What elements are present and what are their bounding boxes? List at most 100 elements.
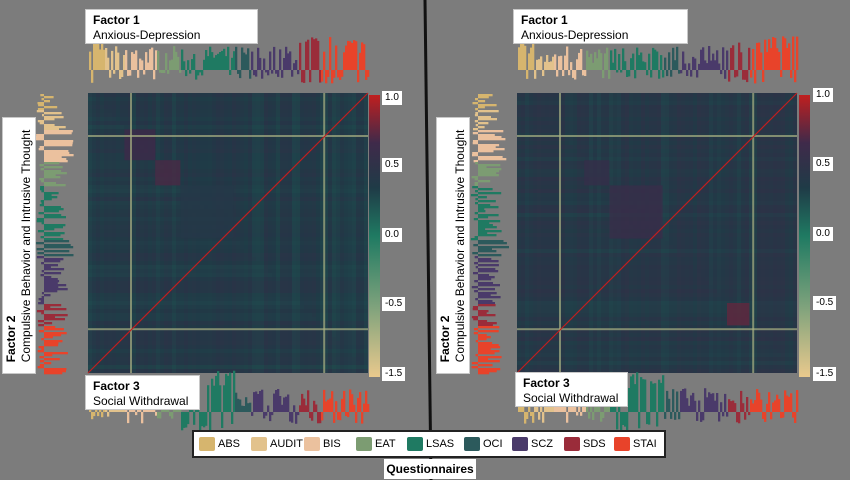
factor1-loading-bar <box>674 60 677 70</box>
factor3-loading-bar <box>91 412 94 420</box>
factor1-loading-bar <box>648 53 651 70</box>
factor1-loading-bar <box>187 60 190 70</box>
heatmap-row-stripe <box>517 117 797 121</box>
factor1-loading-bar <box>137 70 140 78</box>
factor2-loading-bar <box>38 104 44 107</box>
factor2-loading-bar <box>44 174 56 177</box>
factor1-loading-bar <box>594 52 597 70</box>
heatmap-column-stripe <box>673 93 677 373</box>
heatmap-row-stripe <box>517 349 797 353</box>
heatmap-column-stripe <box>585 93 589 373</box>
factor3-loading-bar <box>792 412 795 418</box>
factor2-loading-bar <box>44 172 67 175</box>
factor3-loading-bar <box>347 412 350 418</box>
factor3-loading-bar <box>365 390 368 412</box>
factor1-loading-bar <box>586 50 589 70</box>
factor3-loading-bar <box>778 399 781 412</box>
factor1-loading-bar <box>662 70 665 78</box>
panel-divider <box>423 0 433 480</box>
factor1-loading-bar <box>572 70 575 78</box>
factor2-loading-bar <box>472 186 478 189</box>
factor2-loading-bar <box>478 338 487 341</box>
factor1-loading-bar <box>237 70 240 74</box>
factor3-loading-bar <box>225 373 228 412</box>
factor2-loading-bar <box>44 232 65 235</box>
factor2-loading-bar <box>478 136 502 139</box>
heatmap-row-stripe <box>88 341 368 345</box>
factor2-loading-bar <box>38 212 44 215</box>
factor2-loading-bar <box>478 348 491 351</box>
heatmap-column-stripe <box>785 93 789 373</box>
heatmap-row-stripe <box>88 181 368 185</box>
heatmap-column-stripe <box>589 93 593 373</box>
factor2-loading-bar <box>44 354 53 357</box>
factor1-loading-bar <box>289 51 292 70</box>
factor3-loading-bar <box>526 412 529 419</box>
legend-swatch <box>464 437 480 451</box>
factor1-loading-bar <box>528 53 531 70</box>
factor1-loading-bar <box>574 70 577 80</box>
factor1-loading-bar <box>291 70 294 77</box>
factor3-loading-bar <box>688 405 691 412</box>
factor3-loading-bar <box>97 412 100 417</box>
heatmap-column-stripe <box>136 93 140 373</box>
factor3-loading-bar <box>542 412 545 423</box>
factor3-loading-bar <box>652 383 655 412</box>
factor3-loading-bar <box>748 412 751 416</box>
factor3-loading-bar <box>774 400 777 412</box>
factor2-loading-bar <box>478 126 485 129</box>
factor2-loading-bar <box>39 356 44 359</box>
factor3-loading-bar <box>345 412 348 416</box>
factor3-loading-bar <box>291 412 294 423</box>
heatmap-column-stripe <box>793 93 797 373</box>
factor3-loading-bar <box>720 402 723 412</box>
factor2-loading-bar <box>478 304 496 307</box>
factor1-loading-bar <box>560 55 563 70</box>
factor1-loading-bar <box>179 70 182 73</box>
factor1-loading-bar <box>668 52 671 70</box>
factor2-loading-bar <box>473 128 478 131</box>
factor1-loading-bar <box>604 53 607 70</box>
factor2-loading-bar <box>44 284 67 287</box>
heatmap-column-stripe <box>601 93 605 373</box>
heatmap-row-stripe <box>88 249 368 253</box>
factor1-loading-bar <box>658 70 661 79</box>
factor2-loading-bar <box>478 314 496 317</box>
factor2-loading-bar <box>44 160 68 163</box>
heatmap-row-stripe <box>517 309 797 313</box>
factor1-loading-bar <box>309 70 312 83</box>
factor2-loading-bar <box>475 98 478 101</box>
factor3-loading-bar <box>734 403 737 412</box>
heatmap-column-stripe <box>240 93 244 373</box>
heatmap-row-stripe <box>517 237 797 241</box>
factor3-loading-bar <box>684 388 687 412</box>
factor2-loading-bar <box>44 194 52 197</box>
factor1-loading-bar <box>249 70 252 79</box>
factor1-loading-bar <box>726 50 729 70</box>
left-colorbar-tick: 0.0 <box>382 228 402 242</box>
factor1-loading-bar <box>311 37 314 70</box>
heatmap-column-stripe <box>364 93 368 373</box>
factor1-loading-bar <box>548 62 551 70</box>
factor2-loading-bar <box>478 146 496 149</box>
heatmap-column-stripe <box>152 93 156 373</box>
heatmap-row-stripe <box>88 165 368 169</box>
heatmap-column-stripe <box>737 93 741 373</box>
factor1-loading-bar <box>195 70 198 80</box>
factor1-loading-bar <box>349 41 352 70</box>
factor1-loading-bar <box>343 52 346 70</box>
factor1-loading-bar <box>620 70 623 73</box>
factor3-loading-bar <box>738 412 741 424</box>
factor1-loading-bar <box>169 60 172 70</box>
factor2-loading-bar <box>44 198 52 201</box>
heatmap-column-stripe <box>144 93 148 373</box>
factor2-loading-bar <box>44 328 64 331</box>
factor3-loading-bar <box>654 383 657 412</box>
factor1-loading-bar <box>730 47 733 70</box>
factor2-loading-bar <box>478 336 491 339</box>
factor3-loading-bar <box>796 390 799 412</box>
factor2-loading-bar <box>472 140 478 143</box>
factor2-loading-bar <box>478 350 500 353</box>
factor1-loading-bar <box>331 70 334 84</box>
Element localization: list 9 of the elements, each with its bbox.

──────────────────────────────

EXERCISE REQUIREMENTS |
Please copy out all of the entries above word for word, leaving out the pictures.

RESPONSE FOR THIS EXERCISE |
What elements are present and what are their bounding boxes? List at most 100 elements.
factor1-loading-bar <box>674 60 677 70</box>
factor3-loading-bar <box>91 412 94 420</box>
factor1-loading-bar <box>648 53 651 70</box>
factor1-loading-bar <box>187 60 190 70</box>
heatmap-row-stripe <box>517 117 797 121</box>
factor1-loading-bar <box>137 70 140 78</box>
factor2-loading-bar <box>38 104 44 107</box>
factor2-loading-bar <box>44 174 56 177</box>
factor1-loading-bar <box>594 52 597 70</box>
heatmap-column-stripe <box>673 93 677 373</box>
heatmap-row-stripe <box>517 349 797 353</box>
heatmap-column-stripe <box>585 93 589 373</box>
factor3-loading-bar <box>792 412 795 418</box>
factor2-loading-bar <box>44 172 67 175</box>
factor3-loading-bar <box>347 412 350 418</box>
factor3-loading-bar <box>365 390 368 412</box>
factor1-loading-bar <box>586 50 589 70</box>
factor3-loading-bar <box>778 399 781 412</box>
factor1-loading-bar <box>662 70 665 78</box>
panel-divider <box>423 0 433 480</box>
factor1-loading-bar <box>572 70 575 78</box>
factor2-loading-bar <box>472 186 478 189</box>
factor2-loading-bar <box>478 338 487 341</box>
factor1-loading-bar <box>237 70 240 74</box>
factor3-loading-bar <box>225 373 228 412</box>
factor2-loading-bar <box>44 232 65 235</box>
factor2-loading-bar <box>478 136 502 139</box>
heatmap-row-stripe <box>88 341 368 345</box>
factor2-loading-bar <box>38 212 44 215</box>
factor2-loading-bar <box>478 348 491 351</box>
heatmap-column-stripe <box>785 93 789 373</box>
heatmap-row-stripe <box>88 181 368 185</box>
heatmap-column-stripe <box>589 93 593 373</box>
factor2-loading-bar <box>44 354 53 357</box>
factor1-loading-bar <box>289 51 292 70</box>
factor3-loading-bar <box>526 412 529 419</box>
legend-swatch <box>464 437 480 451</box>
factor1-loading-bar <box>528 53 531 70</box>
factor1-loading-bar <box>574 70 577 80</box>
factor1-loading-bar <box>291 70 294 77</box>
factor3-loading-bar <box>688 405 691 412</box>
factor3-loading-bar <box>97 412 100 417</box>
heatmap-column-stripe <box>136 93 140 373</box>
factor3-loading-bar <box>542 412 545 423</box>
factor3-loading-bar <box>652 383 655 412</box>
factor3-loading-bar <box>748 412 751 416</box>
factor3-loading-bar <box>774 400 777 412</box>
factor2-loading-bar <box>478 126 485 129</box>
factor2-loading-bar <box>39 356 44 359</box>
factor3-loading-bar <box>345 412 348 416</box>
factor3-loading-bar <box>291 412 294 423</box>
heatmap-column-stripe <box>793 93 797 373</box>
factor3-loading-bar <box>720 402 723 412</box>
factor2-loading-bar <box>478 304 496 307</box>
factor1-loading-bar <box>560 55 563 70</box>
factor1-loading-bar <box>179 70 182 73</box>
factor1-loading-bar <box>668 52 671 70</box>
factor2-loading-bar <box>473 128 478 131</box>
factor1-loading-bar <box>604 53 607 70</box>
factor2-loading-bar <box>44 284 67 287</box>
heatmap-column-stripe <box>601 93 605 373</box>
heatmap-row-stripe <box>88 249 368 253</box>
factor1-loading-bar <box>658 70 661 79</box>
factor2-loading-bar <box>478 314 496 317</box>
factor2-loading-bar <box>44 160 68 163</box>
heatmap-row-stripe <box>517 309 797 313</box>
factor1-loading-bar <box>309 70 312 83</box>
factor2-loading-bar <box>475 98 478 101</box>
factor3-loading-bar <box>734 403 737 412</box>
heatmap-column-stripe <box>240 93 244 373</box>
heatmap-row-stripe <box>517 237 797 241</box>
factor3-loading-bar <box>684 388 687 412</box>
factor2-loading-bar <box>44 194 52 197</box>
factor1-loading-bar <box>249 70 252 79</box>
factor1-loading-bar <box>726 50 729 70</box>
left-colorbar-tick: 0.0 <box>382 228 402 242</box>
factor1-loading-bar <box>311 37 314 70</box>
heatmap-column-stripe <box>364 93 368 373</box>
factor1-loading-bar <box>548 62 551 70</box>
factor2-loading-bar <box>478 146 496 149</box>
heatmap-column-stripe <box>152 93 156 373</box>
heatmap-row-stripe <box>88 165 368 169</box>
heatmap-column-stripe <box>737 93 741 373</box>
factor1-loading-bar <box>195 70 198 80</box>
factor1-loading-bar <box>349 41 352 70</box>
factor1-loading-bar <box>343 52 346 70</box>
factor1-loading-bar <box>620 70 623 73</box>
factor3-loading-bar <box>738 412 741 424</box>
factor1-loading-bar <box>169 60 172 70</box>
factor2-loading-bar <box>44 198 52 201</box>
heatmap-column-stripe <box>144 93 148 373</box>
factor2-loading-bar <box>44 328 64 331</box>
factor3-loading-bar <box>654 383 657 412</box>
factor1-loading-bar <box>730 47 733 70</box>
factor2-loading-bar <box>478 336 491 339</box>
factor3-loading-bar <box>796 390 799 412</box>
factor2-loading-bar <box>472 140 478 143</box>
factor2-loading-bar <box>478 350 500 353</box>
factor1-loading-bar <box>331 70 334 84</box>
Element localization: list 9 of the elements, each with its bbox.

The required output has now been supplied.